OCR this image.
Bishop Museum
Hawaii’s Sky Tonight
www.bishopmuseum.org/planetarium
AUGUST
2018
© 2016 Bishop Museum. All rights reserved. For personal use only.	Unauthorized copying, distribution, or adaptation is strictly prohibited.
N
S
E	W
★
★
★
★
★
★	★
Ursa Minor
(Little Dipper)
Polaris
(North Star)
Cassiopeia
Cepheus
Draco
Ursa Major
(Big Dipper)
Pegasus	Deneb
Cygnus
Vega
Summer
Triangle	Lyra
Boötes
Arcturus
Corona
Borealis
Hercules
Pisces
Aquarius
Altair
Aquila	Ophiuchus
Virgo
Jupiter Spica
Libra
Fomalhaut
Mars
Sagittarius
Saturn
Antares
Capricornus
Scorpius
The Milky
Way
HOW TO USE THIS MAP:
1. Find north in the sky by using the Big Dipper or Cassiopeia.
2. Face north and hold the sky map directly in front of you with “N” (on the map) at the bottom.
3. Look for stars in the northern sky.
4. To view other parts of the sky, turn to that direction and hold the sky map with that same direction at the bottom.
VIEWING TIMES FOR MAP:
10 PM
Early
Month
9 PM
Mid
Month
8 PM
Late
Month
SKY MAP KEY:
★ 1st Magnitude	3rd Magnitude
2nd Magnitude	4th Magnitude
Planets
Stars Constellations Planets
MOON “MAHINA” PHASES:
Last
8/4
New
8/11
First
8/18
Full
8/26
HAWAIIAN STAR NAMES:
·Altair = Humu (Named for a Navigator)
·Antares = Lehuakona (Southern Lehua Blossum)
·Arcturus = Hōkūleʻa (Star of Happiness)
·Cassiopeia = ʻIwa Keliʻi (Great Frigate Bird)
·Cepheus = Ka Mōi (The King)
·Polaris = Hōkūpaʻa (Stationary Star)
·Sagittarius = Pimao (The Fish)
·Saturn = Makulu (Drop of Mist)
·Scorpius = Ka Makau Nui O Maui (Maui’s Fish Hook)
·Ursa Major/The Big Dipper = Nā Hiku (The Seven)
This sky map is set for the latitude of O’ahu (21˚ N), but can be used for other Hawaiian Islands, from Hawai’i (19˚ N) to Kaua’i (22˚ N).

◇ ◇ ◇ ◇ ◇ ◇ ◇

- **Instructions to follow**
Word for word, extract all the records.

- **Exercise output**
OCR this image.
Bishop Museum
Hawaii’s Sky Tonight
www.bishopmuseum.org/planetarium
AUGUST
2018
© 2016 Bishop Museum. All rights reserved. For personal use only.	Unauthorized copying, distribution, or adaptation is strictly prohibited.
N
S
E	W
★
★
★
★
★
★	★
Ursa Minor
(Little Dipper)
Polaris
(North Star)
Cassiopeia
Cepheus
Draco
Ursa Major
(Big Dipper)
Pegasus	Deneb
Cygnus
Vega
Summer
Triangle	Lyra
Boötes
Arcturus
Corona
Borealis
Hercules
Pisces
Aquarius
Altair
Aquila	Ophiuchus
Virgo
Jupiter Spica
Libra
Fomalhaut
Mars
Sagittarius
Saturn
Antares
Capricornus
Scorpius
The Milky
Way
HOW TO USE THIS MAP:
1. Find north in the sky by using the Big Dipper or Cassiopeia.
2. Face north and hold the sky map directly in front of you with “N” (on the map) at the bottom.
3. Look for stars in the northern sky.
4. To view other parts of the sky, turn to that direction and hold the sky map with that same direction at the bottom.
VIEWING TIMES FOR MAP:
10 PM
Early
Month
9 PM
Mid
Month
8 PM
Late
Month
SKY MAP KEY:
★ 1st Magnitude	3rd Magnitude
2nd Magnitude	4th Magnitude
Planets
Stars Constellations Planets
MOON “MAHINA” PHASES:
Last
8/4
New
8/11
First
8/18
Full
8/26
HAWAIIAN STAR NAMES:
·Altair = Humu (Named for a Navigator)
·Antares = Lehuakona (Southern Lehua Blossum)
·Arcturus = Hōkūleʻa (Star of Happiness)
·Cassiopeia = ʻIwa Keliʻi (Great Frigate Bird)
·Cepheus = Ka Mōi (The King)
·Polaris = Hōkūpaʻa (Stationary Star)
·Sagittarius = Pimao (The Fish)
·Saturn = Makulu (Drop of Mist)
·Scorpius = Ka Makau Nui O Maui (Maui’s Fish Hook)
·Ursa Major/The Big Dipper = Nā Hiku (The Seven)
This sky map is set for the latitude of O’ahu (21˚ N), but can be used for other Hawaiian Islands, from Hawai’i (19˚ N) to Kaua’i (22˚ N).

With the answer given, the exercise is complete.